THE PROBLEM » Without including any pictures, write out the listing below exactly.

EXTRACTED MATERIAL »
★ ★ ★ ★ ★ ★ ★

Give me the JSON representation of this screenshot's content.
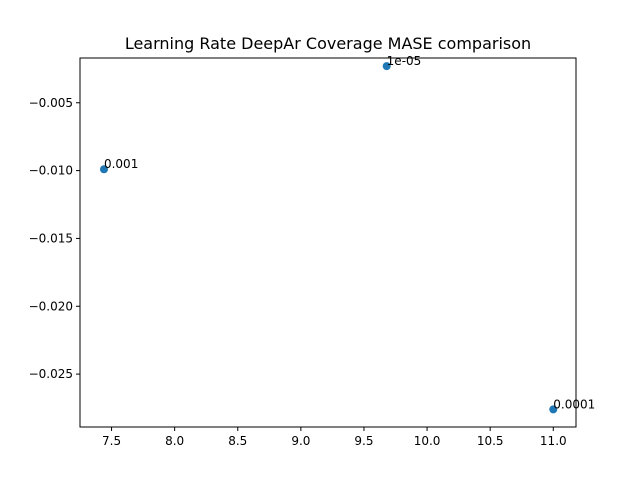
{
  "chart_data": {
    "type": "scatter",
    "title": "Learning Rate DeepAr Coverage MASE comparison",
    "xlabel": "",
    "ylabel": "",
    "xlim": [
      7.25,
      11.18
    ],
    "ylim": [
      -0.0289,
      -0.0017
    ],
    "x_ticks": [
      7.5,
      8.0,
      8.5,
      9.0,
      9.5,
      10.0,
      10.5,
      11.0
    ],
    "x_tick_labels": [
      "7.5",
      "8.0",
      "8.5",
      "9.0",
      "9.5",
      "10.0",
      "10.5",
      "11.0"
    ],
    "y_ticks": [
      -0.005,
      -0.01,
      -0.015,
      -0.02,
      -0.025
    ],
    "y_tick_labels": [
      "−0.005",
      "−0.010",
      "−0.015",
      "−0.020",
      "−0.025"
    ],
    "grid": false,
    "marker_color": "#1f77b4",
    "points": [
      {
        "label": "1e-05",
        "x": 9.68,
        "y": -0.0023
      },
      {
        "label": "0.001",
        "x": 7.44,
        "y": -0.0099
      },
      {
        "label": "0.0001",
        "x": 11.0,
        "y": -0.0276
      }
    ]
  }
}
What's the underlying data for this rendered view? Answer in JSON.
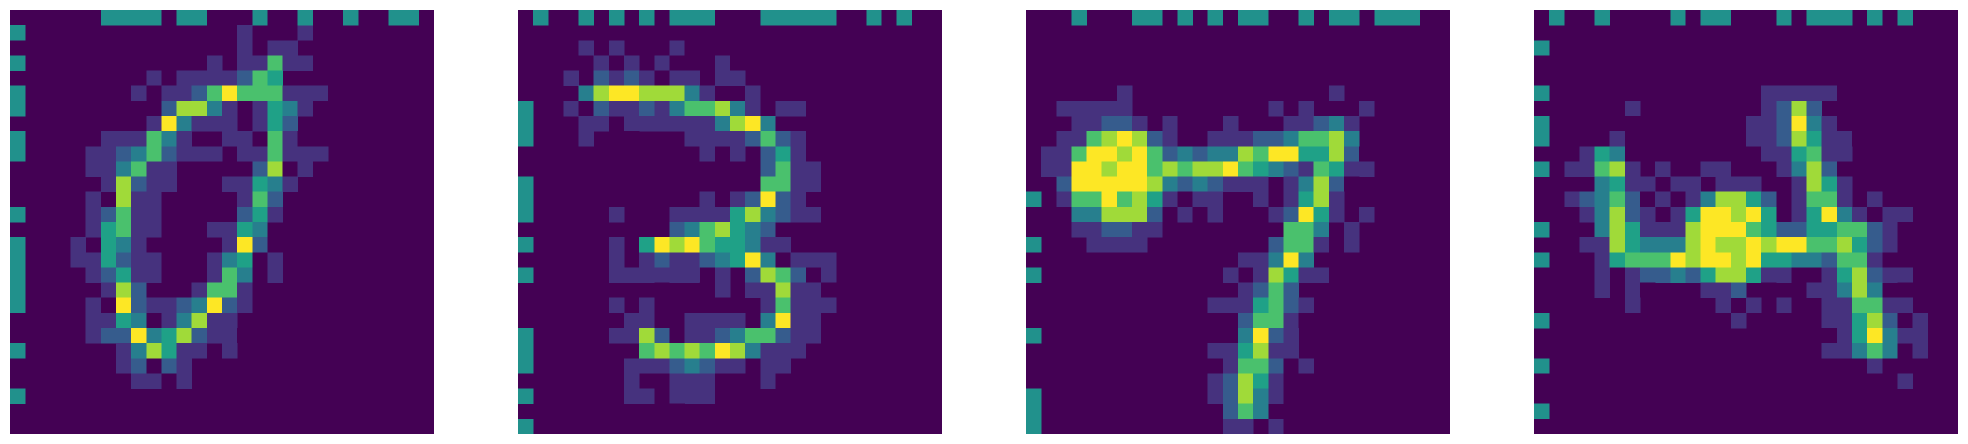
{
  "figure": {
    "palette": {
      "background": "#ffffff",
      "low": "#440154",
      "mid": "#21918c",
      "high": "#fde725",
      "scale": [
        "#440154",
        "#46327e",
        "#365c8d",
        "#277f8e",
        "#1fa187",
        "#4ac16d",
        "#a0da39",
        "#fde725"
      ]
    },
    "panels": [
      {
        "name": "digit-0",
        "grid_size": 28,
        "strokes": [
          [
            [
              8.0,
              21.0
            ],
            [
              6.8,
              16.0
            ],
            [
              7.8,
              11.0
            ],
            [
              11.0,
              7.0
            ],
            [
              14.0,
              5.5
            ],
            [
              16.5,
              5.0
            ],
            [
              18.0,
              6.5
            ],
            [
              17.5,
              10.0
            ],
            [
              16.0,
              14.5
            ],
            [
              14.5,
              18.0
            ],
            [
              12.0,
              21.0
            ],
            [
              9.5,
              22.5
            ],
            [
              8.0,
              21.0
            ]
          ],
          [
            [
              16.5,
              5.0
            ],
            [
              17.5,
              3.8
            ]
          ]
        ],
        "thickness": 0.9,
        "noise_seed": 7
      },
      {
        "name": "digit-3",
        "grid_size": 28,
        "strokes": [
          [
            [
              5.0,
              5.5
            ],
            [
              9.0,
              5.5
            ],
            [
              13.0,
              6.5
            ],
            [
              16.5,
              8.0
            ],
            [
              17.5,
              10.5
            ],
            [
              16.0,
              13.5
            ],
            [
              12.0,
              15.0
            ],
            [
              9.0,
              15.8
            ]
          ],
          [
            [
              11.0,
              15.5
            ],
            [
              15.0,
              16.0
            ],
            [
              17.5,
              18.0
            ],
            [
              17.5,
              20.5
            ],
            [
              15.5,
              22.0
            ],
            [
              12.0,
              22.8
            ],
            [
              9.0,
              22.5
            ],
            [
              8.5,
              21.5
            ]
          ]
        ],
        "thickness": 1.0,
        "noise_seed": 13
      },
      {
        "name": "digit-7",
        "grid_size": 28,
        "strokes": [
          [
            [
              4.0,
              10.5
            ],
            [
              8.0,
              10.5
            ],
            [
              12.0,
              10.5
            ],
            [
              16.5,
              9.5
            ],
            [
              20.5,
              8.5
            ]
          ],
          [
            [
              20.5,
              8.5
            ],
            [
              19.0,
              13.0
            ],
            [
              17.0,
              17.5
            ],
            [
              15.5,
              21.5
            ],
            [
              14.5,
              26.0
            ]
          ]
        ],
        "blobs": [
          [
            [
              6.0,
              11.0
            ],
            2.4
          ]
        ],
        "thickness": 1.5,
        "noise_seed": 29
      },
      {
        "name": "digit-4",
        "grid_size": 28,
        "strokes": [
          [
            [
              5.0,
              10.0
            ],
            [
              5.3,
              13.0
            ],
            [
              6.0,
              16.0
            ]
          ],
          [
            [
              6.0,
              16.0
            ],
            [
              10.0,
              16.5
            ],
            [
              14.0,
              16.0
            ],
            [
              18.0,
              15.5
            ],
            [
              21.5,
              15.0
            ]
          ],
          [
            [
              17.5,
              7.0
            ],
            [
              18.5,
              10.5
            ],
            [
              19.5,
              13.5
            ],
            [
              21.0,
              16.5
            ],
            [
              22.0,
              19.5
            ],
            [
              22.5,
              22.0
            ]
          ]
        ],
        "blobs": [
          [
            [
              13.0,
              15.0
            ],
            2.2
          ]
        ],
        "thickness": 1.5,
        "noise_seed": 41
      }
    ]
  }
}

★ ★ ★ ★ ★ ★ ★

TASK OUTPUT »
Give me the JSON representation of this screenshot's content.
{
  "chart_data": {
    "type": "scatter",
    "title": "Learning Rate DeepAr Coverage MASE comparison",
    "xlabel": "",
    "ylabel": "",
    "xlim": [
      7.25,
      11.18
    ],
    "ylim": [
      -0.0289,
      -0.0017
    ],
    "x_ticks": [
      7.5,
      8.0,
      8.5,
      9.0,
      9.5,
      10.0,
      10.5,
      11.0
    ],
    "x_tick_labels": [
      "7.5",
      "8.0",
      "8.5",
      "9.0",
      "9.5",
      "10.0",
      "10.5",
      "11.0"
    ],
    "y_ticks": [
      -0.005,
      -0.01,
      -0.015,
      -0.02,
      -0.025
    ],
    "y_tick_labels": [
      "−0.005",
      "−0.010",
      "−0.015",
      "−0.020",
      "−0.025"
    ],
    "grid": false,
    "marker_color": "#1f77b4",
    "points": [
      {
        "label": "1e-05",
        "x": 9.68,
        "y": -0.0023
      },
      {
        "label": "0.001",
        "x": 7.44,
        "y": -0.0099
      },
      {
        "label": "0.0001",
        "x": 11.0,
        "y": -0.0276
      }
    ]
  }
}
What's the underlying data for this rendered view? Answer in JSON.
{
  "figure": {
    "palette": {
      "background": "#ffffff",
      "low": "#440154",
      "mid": "#21918c",
      "high": "#fde725",
      "scale": [
        "#440154",
        "#46327e",
        "#365c8d",
        "#277f8e",
        "#1fa187",
        "#4ac16d",
        "#a0da39",
        "#fde725"
      ]
    },
    "panels": [
      {
        "name": "digit-0",
        "grid_size": 28,
        "strokes": [
          [
            [
              8.0,
              21.0
            ],
            [
              6.8,
              16.0
            ],
            [
              7.8,
              11.0
            ],
            [
              11.0,
              7.0
            ],
            [
              14.0,
              5.5
            ],
            [
              16.5,
              5.0
            ],
            [
              18.0,
              6.5
            ],
            [
              17.5,
              10.0
            ],
            [
              16.0,
              14.5
            ],
            [
              14.5,
              18.0
            ],
            [
              12.0,
              21.0
            ],
            [
              9.5,
              22.5
            ],
            [
              8.0,
              21.0
            ]
          ],
          [
            [
              16.5,
              5.0
            ],
            [
              17.5,
              3.8
            ]
          ]
        ],
        "thickness": 0.9,
        "noise_seed": 7
      },
      {
        "name": "digit-3",
        "grid_size": 28,
        "strokes": [
          [
            [
              5.0,
              5.5
            ],
            [
              9.0,
              5.5
            ],
            [
              13.0,
              6.5
            ],
            [
              16.5,
              8.0
            ],
            [
              17.5,
              10.5
            ],
            [
              16.0,
              13.5
            ],
            [
              12.0,
              15.0
            ],
            [
              9.0,
              15.8
            ]
          ],
          [
            [
              11.0,
              15.5
            ],
            [
              15.0,
              16.0
            ],
            [
              17.5,
              18.0
            ],
            [
              17.5,
              20.5
            ],
            [
              15.5,
              22.0
            ],
            [
              12.0,
              22.8
            ],
            [
              9.0,
              22.5
            ],
            [
              8.5,
              21.5
            ]
          ]
        ],
        "thickness": 1.0,
        "noise_seed": 13
      },
      {
        "name": "digit-7",
        "grid_size": 28,
        "strokes": [
          [
            [
              4.0,
              10.5
            ],
            [
              8.0,
              10.5
            ],
            [
              12.0,
              10.5
            ],
            [
              16.5,
              9.5
            ],
            [
              20.5,
              8.5
            ]
          ],
          [
            [
              20.5,
              8.5
            ],
            [
              19.0,
              13.0
            ],
            [
              17.0,
              17.5
            ],
            [
              15.5,
              21.5
            ],
            [
              14.5,
              26.0
            ]
          ]
        ],
        "blobs": [
          [
            [
              6.0,
              11.0
            ],
            2.4
          ]
        ],
        "thickness": 1.5,
        "noise_seed": 29
      },
      {
        "name": "digit-4",
        "grid_size": 28,
        "strokes": [
          [
            [
              5.0,
              10.0
            ],
            [
              5.3,
              13.0
            ],
            [
              6.0,
              16.0
            ]
          ],
          [
            [
              6.0,
              16.0
            ],
            [
              10.0,
              16.5
            ],
            [
              14.0,
              16.0
            ],
            [
              18.0,
              15.5
            ],
            [
              21.5,
              15.0
            ]
          ],
          [
            [
              17.5,
              7.0
            ],
            [
              18.5,
              10.5
            ],
            [
              19.5,
              13.5
            ],
            [
              21.0,
              16.5
            ],
            [
              22.0,
              19.5
            ],
            [
              22.5,
              22.0
            ]
          ]
        ],
        "blobs": [
          [
            [
              13.0,
              15.0
            ],
            2.2
          ]
        ],
        "thickness": 1.5,
        "noise_seed": 41
      }
    ]
  }
}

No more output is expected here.